■ What to produce
Assemble all lines in which the string "text" appears.
[Start of Provided data]
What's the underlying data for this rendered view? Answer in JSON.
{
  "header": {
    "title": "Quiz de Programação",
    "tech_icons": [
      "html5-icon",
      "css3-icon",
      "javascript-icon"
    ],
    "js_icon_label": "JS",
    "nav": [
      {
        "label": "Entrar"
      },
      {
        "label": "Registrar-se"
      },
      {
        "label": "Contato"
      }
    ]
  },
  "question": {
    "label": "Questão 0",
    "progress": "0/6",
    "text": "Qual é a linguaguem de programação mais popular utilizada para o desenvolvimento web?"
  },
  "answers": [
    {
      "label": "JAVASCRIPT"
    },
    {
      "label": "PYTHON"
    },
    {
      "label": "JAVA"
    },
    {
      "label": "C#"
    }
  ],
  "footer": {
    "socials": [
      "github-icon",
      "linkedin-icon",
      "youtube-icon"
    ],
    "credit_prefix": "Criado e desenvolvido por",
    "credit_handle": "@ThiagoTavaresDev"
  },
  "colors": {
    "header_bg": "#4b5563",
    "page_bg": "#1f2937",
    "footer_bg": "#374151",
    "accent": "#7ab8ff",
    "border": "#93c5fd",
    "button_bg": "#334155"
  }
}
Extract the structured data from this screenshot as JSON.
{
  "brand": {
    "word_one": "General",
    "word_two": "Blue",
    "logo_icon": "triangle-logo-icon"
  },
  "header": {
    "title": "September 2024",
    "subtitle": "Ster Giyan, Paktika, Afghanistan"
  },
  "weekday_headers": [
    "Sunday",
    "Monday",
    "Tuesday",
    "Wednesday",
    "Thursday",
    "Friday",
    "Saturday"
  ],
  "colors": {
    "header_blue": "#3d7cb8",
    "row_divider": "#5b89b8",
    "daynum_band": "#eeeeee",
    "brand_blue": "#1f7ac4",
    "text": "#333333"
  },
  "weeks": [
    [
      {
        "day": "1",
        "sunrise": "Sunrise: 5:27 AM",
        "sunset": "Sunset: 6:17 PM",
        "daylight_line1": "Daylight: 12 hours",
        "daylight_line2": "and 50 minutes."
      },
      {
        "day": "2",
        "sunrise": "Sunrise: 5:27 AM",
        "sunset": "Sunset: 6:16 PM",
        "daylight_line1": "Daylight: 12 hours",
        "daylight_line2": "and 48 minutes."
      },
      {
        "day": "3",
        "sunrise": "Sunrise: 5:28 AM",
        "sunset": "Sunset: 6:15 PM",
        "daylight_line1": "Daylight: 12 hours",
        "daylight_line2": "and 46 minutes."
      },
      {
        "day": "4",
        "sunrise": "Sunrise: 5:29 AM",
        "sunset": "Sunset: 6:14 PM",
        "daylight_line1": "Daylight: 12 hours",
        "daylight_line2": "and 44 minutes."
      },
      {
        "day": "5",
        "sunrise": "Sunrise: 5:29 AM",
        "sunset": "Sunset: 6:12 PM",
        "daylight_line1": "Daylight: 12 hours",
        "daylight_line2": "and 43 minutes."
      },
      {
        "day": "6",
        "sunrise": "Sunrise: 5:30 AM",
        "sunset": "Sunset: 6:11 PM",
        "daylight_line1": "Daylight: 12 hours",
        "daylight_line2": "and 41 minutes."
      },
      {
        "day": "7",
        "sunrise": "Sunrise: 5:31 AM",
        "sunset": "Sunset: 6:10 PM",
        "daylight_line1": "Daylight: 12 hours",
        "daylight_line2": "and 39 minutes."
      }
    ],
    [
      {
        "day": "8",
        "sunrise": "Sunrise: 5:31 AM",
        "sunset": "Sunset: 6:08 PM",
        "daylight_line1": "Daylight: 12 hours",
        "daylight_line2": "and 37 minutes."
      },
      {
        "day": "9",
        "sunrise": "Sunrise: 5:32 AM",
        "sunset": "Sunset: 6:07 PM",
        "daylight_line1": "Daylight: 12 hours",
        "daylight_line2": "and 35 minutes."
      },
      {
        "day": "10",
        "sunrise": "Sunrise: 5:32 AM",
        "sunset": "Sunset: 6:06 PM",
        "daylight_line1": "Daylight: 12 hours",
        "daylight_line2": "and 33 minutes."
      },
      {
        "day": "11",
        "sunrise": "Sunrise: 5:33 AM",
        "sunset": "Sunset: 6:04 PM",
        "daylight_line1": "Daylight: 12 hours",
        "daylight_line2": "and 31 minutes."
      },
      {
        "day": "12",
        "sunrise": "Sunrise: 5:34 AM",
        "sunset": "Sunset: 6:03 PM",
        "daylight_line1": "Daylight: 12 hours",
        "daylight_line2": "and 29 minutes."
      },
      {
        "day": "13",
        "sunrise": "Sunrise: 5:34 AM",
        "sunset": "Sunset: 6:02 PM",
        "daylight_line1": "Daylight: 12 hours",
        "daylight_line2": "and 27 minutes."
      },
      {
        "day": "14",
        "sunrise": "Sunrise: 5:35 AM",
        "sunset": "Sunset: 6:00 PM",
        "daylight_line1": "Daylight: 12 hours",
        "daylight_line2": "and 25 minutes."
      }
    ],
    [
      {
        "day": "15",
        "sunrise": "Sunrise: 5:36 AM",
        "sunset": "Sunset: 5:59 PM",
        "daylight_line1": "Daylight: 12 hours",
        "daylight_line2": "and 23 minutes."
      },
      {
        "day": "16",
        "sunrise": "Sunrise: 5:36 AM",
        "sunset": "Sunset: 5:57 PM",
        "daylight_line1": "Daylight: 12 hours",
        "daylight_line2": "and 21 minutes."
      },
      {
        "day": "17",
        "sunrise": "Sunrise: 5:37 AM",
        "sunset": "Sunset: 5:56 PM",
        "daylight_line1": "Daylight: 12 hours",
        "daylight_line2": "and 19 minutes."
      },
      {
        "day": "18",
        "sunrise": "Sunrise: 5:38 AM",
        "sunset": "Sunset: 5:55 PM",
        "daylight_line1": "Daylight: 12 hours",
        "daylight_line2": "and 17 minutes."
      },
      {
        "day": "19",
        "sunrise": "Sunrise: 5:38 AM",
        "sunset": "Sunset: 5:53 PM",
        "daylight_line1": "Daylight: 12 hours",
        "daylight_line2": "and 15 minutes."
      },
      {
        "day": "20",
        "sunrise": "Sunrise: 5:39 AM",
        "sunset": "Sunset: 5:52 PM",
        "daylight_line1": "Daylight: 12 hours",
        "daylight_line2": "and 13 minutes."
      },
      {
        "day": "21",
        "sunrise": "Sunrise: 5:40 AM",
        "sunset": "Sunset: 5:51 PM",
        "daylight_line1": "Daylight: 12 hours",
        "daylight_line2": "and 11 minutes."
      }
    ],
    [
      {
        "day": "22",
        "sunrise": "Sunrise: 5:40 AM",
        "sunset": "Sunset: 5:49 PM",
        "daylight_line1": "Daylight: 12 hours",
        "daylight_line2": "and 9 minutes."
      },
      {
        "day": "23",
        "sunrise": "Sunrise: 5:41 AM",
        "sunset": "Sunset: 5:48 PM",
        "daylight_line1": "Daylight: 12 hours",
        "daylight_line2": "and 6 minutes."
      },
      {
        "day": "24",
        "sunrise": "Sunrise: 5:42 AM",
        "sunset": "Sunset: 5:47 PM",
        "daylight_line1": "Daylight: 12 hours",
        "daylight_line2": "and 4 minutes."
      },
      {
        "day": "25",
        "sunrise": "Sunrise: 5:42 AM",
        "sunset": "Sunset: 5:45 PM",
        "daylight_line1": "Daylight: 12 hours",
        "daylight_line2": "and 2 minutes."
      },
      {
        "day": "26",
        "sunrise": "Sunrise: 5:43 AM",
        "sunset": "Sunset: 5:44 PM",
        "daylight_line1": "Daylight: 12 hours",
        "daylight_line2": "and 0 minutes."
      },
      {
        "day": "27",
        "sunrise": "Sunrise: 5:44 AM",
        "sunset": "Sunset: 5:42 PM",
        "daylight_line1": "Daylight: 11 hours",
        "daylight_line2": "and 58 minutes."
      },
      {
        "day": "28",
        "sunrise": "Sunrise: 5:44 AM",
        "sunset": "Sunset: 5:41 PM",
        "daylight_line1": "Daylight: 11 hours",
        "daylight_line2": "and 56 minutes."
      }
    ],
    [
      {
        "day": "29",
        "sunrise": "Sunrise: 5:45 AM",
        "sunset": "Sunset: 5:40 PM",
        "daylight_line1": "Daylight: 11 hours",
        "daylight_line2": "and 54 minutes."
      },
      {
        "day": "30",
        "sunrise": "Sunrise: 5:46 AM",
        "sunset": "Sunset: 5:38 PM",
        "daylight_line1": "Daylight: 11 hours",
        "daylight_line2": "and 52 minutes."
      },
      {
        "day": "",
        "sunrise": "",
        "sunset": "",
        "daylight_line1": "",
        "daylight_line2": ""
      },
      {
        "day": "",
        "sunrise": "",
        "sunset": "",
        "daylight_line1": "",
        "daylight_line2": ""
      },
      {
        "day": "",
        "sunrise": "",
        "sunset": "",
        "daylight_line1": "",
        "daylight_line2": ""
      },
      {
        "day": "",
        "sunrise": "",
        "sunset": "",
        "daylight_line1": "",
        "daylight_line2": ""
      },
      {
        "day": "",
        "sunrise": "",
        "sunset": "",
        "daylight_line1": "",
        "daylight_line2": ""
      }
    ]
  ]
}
[End of Provided data]
■ Problem solution
    "text": "Qual é a linguaguem de programação mais popular utilizada para o desenvolvimento web?"
    "text": "#333333"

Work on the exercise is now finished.